* Supplied material *
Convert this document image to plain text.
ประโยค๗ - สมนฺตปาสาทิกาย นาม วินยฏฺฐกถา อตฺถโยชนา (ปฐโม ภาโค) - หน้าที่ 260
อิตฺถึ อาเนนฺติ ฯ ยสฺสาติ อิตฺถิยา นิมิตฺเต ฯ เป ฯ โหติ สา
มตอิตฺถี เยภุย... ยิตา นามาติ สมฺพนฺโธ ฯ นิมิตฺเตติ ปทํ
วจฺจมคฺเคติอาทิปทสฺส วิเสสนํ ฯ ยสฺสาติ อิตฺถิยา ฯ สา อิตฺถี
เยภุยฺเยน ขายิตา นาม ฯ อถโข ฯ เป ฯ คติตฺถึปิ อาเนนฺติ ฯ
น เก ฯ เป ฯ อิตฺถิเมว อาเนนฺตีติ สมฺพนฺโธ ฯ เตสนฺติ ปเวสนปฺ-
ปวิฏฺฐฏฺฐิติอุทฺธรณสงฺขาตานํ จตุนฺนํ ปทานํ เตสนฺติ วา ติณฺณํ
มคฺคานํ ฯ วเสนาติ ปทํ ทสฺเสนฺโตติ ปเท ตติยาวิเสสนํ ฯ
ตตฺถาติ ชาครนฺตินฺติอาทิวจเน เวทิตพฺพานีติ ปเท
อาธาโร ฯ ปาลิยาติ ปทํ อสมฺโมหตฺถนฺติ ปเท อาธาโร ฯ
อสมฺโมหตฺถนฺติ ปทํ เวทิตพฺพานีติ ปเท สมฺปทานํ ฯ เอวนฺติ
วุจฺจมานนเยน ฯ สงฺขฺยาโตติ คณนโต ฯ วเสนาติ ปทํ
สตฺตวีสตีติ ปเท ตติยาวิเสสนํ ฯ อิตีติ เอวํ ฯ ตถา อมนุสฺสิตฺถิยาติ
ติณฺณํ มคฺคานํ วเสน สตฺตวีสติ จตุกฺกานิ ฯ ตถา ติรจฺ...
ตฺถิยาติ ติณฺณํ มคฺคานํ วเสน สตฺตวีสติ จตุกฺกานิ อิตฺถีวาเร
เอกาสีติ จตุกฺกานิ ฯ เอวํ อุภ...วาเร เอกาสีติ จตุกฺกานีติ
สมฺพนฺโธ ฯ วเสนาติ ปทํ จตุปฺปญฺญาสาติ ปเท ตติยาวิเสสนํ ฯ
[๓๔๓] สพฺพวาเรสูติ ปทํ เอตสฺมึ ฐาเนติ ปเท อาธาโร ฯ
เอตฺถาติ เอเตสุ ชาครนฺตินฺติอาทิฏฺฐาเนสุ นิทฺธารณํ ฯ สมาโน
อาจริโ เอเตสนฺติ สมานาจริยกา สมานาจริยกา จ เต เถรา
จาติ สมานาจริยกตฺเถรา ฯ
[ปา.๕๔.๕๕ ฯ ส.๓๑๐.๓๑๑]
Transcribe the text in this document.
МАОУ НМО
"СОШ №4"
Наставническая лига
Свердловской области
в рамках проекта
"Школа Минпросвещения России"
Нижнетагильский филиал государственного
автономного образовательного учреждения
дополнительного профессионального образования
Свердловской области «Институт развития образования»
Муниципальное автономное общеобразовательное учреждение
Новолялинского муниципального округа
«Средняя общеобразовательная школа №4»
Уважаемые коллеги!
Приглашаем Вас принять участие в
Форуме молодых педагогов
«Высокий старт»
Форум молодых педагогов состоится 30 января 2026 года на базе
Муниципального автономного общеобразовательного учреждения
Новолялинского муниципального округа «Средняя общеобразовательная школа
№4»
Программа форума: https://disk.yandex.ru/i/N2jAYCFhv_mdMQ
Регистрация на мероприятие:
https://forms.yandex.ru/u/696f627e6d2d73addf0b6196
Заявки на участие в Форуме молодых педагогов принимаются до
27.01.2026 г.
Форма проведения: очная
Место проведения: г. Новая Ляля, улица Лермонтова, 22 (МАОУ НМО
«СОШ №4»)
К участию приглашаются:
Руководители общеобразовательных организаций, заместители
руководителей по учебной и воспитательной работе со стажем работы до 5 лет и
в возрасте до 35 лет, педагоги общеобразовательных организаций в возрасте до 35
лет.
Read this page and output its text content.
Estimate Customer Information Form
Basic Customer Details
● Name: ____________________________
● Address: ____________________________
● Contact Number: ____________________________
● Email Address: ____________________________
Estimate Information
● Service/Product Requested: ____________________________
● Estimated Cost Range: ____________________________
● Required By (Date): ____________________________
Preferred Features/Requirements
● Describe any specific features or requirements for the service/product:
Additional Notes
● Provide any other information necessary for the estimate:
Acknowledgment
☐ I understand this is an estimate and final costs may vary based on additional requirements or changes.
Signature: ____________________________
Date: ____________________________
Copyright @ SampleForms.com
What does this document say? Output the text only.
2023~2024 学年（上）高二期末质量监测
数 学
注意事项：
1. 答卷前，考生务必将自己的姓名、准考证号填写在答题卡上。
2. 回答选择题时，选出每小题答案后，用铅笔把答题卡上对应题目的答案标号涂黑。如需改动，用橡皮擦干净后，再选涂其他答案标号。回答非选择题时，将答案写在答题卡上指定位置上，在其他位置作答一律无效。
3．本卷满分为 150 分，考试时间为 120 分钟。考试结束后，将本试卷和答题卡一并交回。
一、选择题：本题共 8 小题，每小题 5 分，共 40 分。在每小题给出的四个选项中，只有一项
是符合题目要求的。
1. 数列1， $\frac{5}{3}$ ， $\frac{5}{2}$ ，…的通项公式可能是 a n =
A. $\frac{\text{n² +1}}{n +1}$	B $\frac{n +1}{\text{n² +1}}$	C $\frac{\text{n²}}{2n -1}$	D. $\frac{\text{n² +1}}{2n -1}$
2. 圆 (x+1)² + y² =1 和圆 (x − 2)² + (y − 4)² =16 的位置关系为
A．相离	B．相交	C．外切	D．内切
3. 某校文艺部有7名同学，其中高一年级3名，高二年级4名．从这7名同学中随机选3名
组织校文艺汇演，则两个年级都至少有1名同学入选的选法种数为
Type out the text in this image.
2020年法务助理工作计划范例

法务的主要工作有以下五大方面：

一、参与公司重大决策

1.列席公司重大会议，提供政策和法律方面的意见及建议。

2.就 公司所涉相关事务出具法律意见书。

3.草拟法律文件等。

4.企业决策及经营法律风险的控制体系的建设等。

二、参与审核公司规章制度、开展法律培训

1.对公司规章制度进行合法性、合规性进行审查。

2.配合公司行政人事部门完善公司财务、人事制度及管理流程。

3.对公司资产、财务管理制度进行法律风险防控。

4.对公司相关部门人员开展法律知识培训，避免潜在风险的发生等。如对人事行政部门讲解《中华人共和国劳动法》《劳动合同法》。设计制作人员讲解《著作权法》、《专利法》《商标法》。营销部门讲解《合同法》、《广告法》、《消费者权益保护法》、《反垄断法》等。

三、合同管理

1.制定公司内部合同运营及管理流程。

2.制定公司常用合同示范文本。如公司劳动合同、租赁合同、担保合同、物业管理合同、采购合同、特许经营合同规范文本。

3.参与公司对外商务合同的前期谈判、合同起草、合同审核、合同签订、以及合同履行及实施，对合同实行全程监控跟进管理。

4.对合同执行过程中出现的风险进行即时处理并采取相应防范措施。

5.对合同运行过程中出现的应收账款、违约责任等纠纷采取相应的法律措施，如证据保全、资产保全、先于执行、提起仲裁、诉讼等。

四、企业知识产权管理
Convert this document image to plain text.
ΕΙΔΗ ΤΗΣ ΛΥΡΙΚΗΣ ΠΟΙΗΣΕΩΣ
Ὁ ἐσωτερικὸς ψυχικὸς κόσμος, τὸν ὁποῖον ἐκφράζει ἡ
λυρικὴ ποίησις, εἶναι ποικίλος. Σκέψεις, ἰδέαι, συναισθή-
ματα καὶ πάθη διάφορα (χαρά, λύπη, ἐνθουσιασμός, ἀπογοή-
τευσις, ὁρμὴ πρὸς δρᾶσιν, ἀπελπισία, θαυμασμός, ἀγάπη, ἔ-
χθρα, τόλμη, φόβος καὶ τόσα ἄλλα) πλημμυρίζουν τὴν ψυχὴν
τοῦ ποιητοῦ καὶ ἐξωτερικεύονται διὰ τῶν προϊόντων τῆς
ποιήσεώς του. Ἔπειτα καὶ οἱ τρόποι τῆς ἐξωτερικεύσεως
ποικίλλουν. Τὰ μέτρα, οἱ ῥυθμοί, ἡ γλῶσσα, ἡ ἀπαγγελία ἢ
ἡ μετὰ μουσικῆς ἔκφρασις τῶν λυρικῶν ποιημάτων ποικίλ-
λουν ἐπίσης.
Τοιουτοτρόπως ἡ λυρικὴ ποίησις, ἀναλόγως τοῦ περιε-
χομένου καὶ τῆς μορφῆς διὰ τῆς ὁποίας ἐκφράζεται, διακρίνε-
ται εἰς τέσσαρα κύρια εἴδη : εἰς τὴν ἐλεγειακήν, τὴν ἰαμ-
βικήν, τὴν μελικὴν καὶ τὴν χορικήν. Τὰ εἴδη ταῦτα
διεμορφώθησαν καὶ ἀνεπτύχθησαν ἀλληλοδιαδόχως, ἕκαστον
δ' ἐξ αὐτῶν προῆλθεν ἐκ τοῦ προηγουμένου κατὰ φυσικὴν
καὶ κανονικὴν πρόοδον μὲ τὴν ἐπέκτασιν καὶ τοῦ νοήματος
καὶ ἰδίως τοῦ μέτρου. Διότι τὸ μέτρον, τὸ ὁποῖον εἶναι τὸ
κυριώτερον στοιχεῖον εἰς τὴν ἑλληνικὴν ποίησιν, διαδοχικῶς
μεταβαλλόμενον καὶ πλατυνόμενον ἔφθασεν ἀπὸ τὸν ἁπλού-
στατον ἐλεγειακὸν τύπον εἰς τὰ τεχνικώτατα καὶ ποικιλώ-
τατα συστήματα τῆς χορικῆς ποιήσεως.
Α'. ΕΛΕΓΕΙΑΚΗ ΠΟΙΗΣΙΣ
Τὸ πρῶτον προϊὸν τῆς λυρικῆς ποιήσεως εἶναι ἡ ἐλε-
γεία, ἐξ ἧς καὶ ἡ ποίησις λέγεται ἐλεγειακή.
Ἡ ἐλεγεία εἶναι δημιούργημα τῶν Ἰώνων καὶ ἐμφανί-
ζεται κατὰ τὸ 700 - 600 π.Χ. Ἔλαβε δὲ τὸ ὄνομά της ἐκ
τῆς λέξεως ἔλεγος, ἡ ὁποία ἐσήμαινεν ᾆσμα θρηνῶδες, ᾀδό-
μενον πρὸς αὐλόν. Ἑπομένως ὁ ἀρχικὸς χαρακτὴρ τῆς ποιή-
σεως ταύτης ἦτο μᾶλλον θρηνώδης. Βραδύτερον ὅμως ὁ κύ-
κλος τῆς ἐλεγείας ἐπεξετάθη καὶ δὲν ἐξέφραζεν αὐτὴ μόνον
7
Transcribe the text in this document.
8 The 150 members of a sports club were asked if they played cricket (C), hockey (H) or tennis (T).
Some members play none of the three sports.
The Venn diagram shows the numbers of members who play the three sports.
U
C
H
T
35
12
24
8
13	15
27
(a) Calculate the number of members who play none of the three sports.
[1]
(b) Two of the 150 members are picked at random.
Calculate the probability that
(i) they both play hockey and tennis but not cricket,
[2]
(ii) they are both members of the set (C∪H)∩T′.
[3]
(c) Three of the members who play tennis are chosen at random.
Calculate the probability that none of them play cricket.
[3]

* Exercise objective *
Go through the listing above and return every line where the word "that" occurs.

* Result *
Calculate the probability that
Calculate the probability that none of them play cricket.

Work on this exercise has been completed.